Task to carry out :: What follows is a set of records, each of which is to be written out exactly.

Supplied data ::
* * * * * * *

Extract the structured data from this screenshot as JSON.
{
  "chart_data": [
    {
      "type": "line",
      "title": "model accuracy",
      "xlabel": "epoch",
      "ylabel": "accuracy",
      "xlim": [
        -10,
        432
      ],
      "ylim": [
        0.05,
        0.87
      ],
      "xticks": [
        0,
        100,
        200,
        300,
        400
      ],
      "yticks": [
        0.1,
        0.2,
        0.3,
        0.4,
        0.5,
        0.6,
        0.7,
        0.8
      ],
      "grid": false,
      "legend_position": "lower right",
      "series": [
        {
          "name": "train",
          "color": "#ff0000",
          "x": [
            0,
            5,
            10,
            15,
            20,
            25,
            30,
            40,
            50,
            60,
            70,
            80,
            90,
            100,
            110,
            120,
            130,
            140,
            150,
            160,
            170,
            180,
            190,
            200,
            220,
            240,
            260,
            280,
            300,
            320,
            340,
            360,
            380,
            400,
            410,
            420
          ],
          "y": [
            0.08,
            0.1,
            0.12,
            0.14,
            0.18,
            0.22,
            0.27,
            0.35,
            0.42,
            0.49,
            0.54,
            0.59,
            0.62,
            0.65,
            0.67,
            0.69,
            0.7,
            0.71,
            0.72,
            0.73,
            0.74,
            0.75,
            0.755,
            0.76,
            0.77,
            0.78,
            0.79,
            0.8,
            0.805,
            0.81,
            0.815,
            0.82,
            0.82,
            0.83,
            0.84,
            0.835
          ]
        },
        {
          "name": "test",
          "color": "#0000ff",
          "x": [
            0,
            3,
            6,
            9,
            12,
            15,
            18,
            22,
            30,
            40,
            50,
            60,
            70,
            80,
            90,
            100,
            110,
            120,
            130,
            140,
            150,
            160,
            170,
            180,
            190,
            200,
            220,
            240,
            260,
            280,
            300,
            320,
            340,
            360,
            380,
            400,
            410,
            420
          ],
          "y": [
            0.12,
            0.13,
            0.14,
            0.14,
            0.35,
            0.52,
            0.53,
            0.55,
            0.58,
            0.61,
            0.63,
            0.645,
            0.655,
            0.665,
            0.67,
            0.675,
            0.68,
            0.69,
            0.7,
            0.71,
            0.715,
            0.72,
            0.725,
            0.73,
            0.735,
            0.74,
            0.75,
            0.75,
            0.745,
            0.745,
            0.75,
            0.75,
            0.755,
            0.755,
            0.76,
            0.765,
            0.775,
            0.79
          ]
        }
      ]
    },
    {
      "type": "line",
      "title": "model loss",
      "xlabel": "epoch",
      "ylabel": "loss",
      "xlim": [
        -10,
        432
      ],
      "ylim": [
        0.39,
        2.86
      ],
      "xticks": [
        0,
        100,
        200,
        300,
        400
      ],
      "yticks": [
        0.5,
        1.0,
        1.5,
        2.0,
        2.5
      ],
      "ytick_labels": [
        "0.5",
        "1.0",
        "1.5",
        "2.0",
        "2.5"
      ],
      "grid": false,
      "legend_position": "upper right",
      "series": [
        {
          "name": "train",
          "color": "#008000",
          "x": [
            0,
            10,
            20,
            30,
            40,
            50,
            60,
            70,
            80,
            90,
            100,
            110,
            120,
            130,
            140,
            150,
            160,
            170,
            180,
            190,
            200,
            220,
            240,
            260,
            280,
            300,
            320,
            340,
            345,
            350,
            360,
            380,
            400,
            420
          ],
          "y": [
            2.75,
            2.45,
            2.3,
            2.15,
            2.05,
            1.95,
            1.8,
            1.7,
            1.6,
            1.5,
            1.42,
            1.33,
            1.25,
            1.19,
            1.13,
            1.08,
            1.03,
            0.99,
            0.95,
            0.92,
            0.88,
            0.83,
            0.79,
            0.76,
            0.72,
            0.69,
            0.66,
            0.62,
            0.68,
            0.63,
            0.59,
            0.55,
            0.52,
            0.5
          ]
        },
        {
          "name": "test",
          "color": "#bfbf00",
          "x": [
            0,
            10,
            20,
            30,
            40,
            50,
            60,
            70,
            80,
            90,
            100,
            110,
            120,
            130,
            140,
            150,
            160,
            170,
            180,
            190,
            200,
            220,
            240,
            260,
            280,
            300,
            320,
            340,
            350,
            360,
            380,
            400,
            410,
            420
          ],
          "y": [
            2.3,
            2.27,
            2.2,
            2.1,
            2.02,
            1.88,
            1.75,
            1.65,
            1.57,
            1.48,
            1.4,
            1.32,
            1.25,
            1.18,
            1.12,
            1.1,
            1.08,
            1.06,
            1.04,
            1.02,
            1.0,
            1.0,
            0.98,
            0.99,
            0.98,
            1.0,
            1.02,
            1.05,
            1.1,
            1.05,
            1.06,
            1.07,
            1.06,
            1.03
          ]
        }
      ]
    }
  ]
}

* * * * * * *

The reply ::
Extract the structured data from this screenshot as JSON.
{
  "chart_data": [
    {
      "type": "line",
      "title": "model accuracy",
      "xlabel": "epoch",
      "ylabel": "accuracy",
      "xlim": [
        -10,
        432
      ],
      "ylim": [
        0.05,
        0.87
      ],
      "xticks": [
        0,
        100,
        200,
        300,
        400
      ],
      "yticks": [
        0.1,
        0.2,
        0.3,
        0.4,
        0.5,
        0.6,
        0.7,
        0.8
      ],
      "grid": false,
      "legend_position": "lower right",
      "series": [
        {
          "name": "train",
          "color": "#ff0000",
          "x": [
            0,
            5,
            10,
            15,
            20,
            25,
            30,
            40,
            50,
            60,
            70,
            80,
            90,
            100,
            110,
            120,
            130,
            140,
            150,
            160,
            170,
            180,
            190,
            200,
            220,
            240,
            260,
            280,
            300,
            320,
            340,
            360,
            380,
            400,
            410,
            420
          ],
          "y": [
            0.08,
            0.1,
            0.12,
            0.14,
            0.18,
            0.22,
            0.27,
            0.35,
            0.42,
            0.49,
            0.54,
            0.59,
            0.62,
            0.65,
            0.67,
            0.69,
            0.7,
            0.71,
            0.72,
            0.73,
            0.74,
            0.75,
            0.755,
            0.76,
            0.77,
            0.78,
            0.79,
            0.8,
            0.805,
            0.81,
            0.815,
            0.82,
            0.82,
            0.83,
            0.84,
            0.835
          ]
        },
        {
          "name": "test",
          "color": "#0000ff",
          "x": [
            0,
            3,
            6,
            9,
            12,
            15,
            18,
            22,
            30,
            40,
            50,
            60,
            70,
            80,
            90,
            100,
            110,
            120,
            130,
            140,
            150,
            160,
            170,
            180,
            190,
            200,
            220,
            240,
            260,
            280,
            300,
            320,
            340,
            360,
            380,
            400,
            410,
            420
          ],
          "y": [
            0.12,
            0.13,
            0.14,
            0.14,
            0.35,
            0.52,
            0.53,
            0.55,
            0.58,
            0.61,
            0.63,
            0.645,
            0.655,
            0.665,
            0.67,
            0.675,
            0.68,
            0.69,
            0.7,
            0.71,
            0.715,
            0.72,
            0.725,
            0.73,
            0.735,
            0.74,
            0.75,
            0.75,
            0.745,
            0.745,
            0.75,
            0.75,
            0.755,
            0.755,
            0.76,
            0.765,
            0.775,
            0.79
          ]
        }
      ]
    },
    {
      "type": "line",
      "title": "model loss",
      "xlabel": "epoch",
      "ylabel": "loss",
      "xlim": [
        -10,
        432
      ],
      "ylim": [
        0.39,
        2.86
      ],
      "xticks": [
        0,
        100,
        200,
        300,
        400
      ],
      "yticks": [
        0.5,
        1.0,
        1.5,
        2.0,
        2.5
      ],
      "ytick_labels": [
        "0.5",
        "1.0",
        "1.5",
        "2.0",
        "2.5"
      ],
      "grid": false,
      "legend_position": "upper right",
      "series": [
        {
          "name": "train",
          "color": "#008000",
          "x": [
            0,
            10,
            20,
            30,
            40,
            50,
            60,
            70,
            80,
            90,
            100,
            110,
            120,
            130,
            140,
            150,
            160,
            170,
            180,
            190,
            200,
            220,
            240,
            260,
            280,
            300,
            320,
            340,
            345,
            350,
            360,
            380,
            400,
            420
          ],
          "y": [
            2.75,
            2.45,
            2.3,
            2.15,
            2.05,
            1.95,
            1.8,
            1.7,
            1.6,
            1.5,
            1.42,
            1.33,
            1.25,
            1.19,
            1.13,
            1.08,
            1.03,
            0.99,
            0.95,
            0.92,
            0.88,
            0.83,
            0.79,
            0.76,
            0.72,
            0.69,
            0.66,
            0.62,
            0.68,
            0.63,
            0.59,
            0.55,
            0.52,
            0.5
          ]
        },
        {
          "name": "test",
          "color": "#bfbf00",
          "x": [
            0,
            10,
            20,
            30,
            40,
            50,
            60,
            70,
            80,
            90,
            100,
            110,
            120,
            130,
            140,
            150,
            160,
            170,
            180,
            190,
            200,
            220,
            240,
            260,
            280,
            300,
            320,
            340,
            350,
            360,
            380,
            400,
            410,
            420
          ],
          "y": [
            2.3,
            2.27,
            2.2,
            2.1,
            2.02,
            1.88,
            1.75,
            1.65,
            1.57,
            1.48,
            1.4,
            1.32,
            1.25,
            1.18,
            1.12,
            1.1,
            1.08,
            1.06,
            1.04,
            1.02,
            1.0,
            1.0,
            0.98,
            0.99,
            0.98,
            1.0,
            1.02,
            1.05,
            1.1,
            1.05,
            1.06,
            1.07,
            1.06,
            1.03
          ]
        }
      ]
    }
  ]
}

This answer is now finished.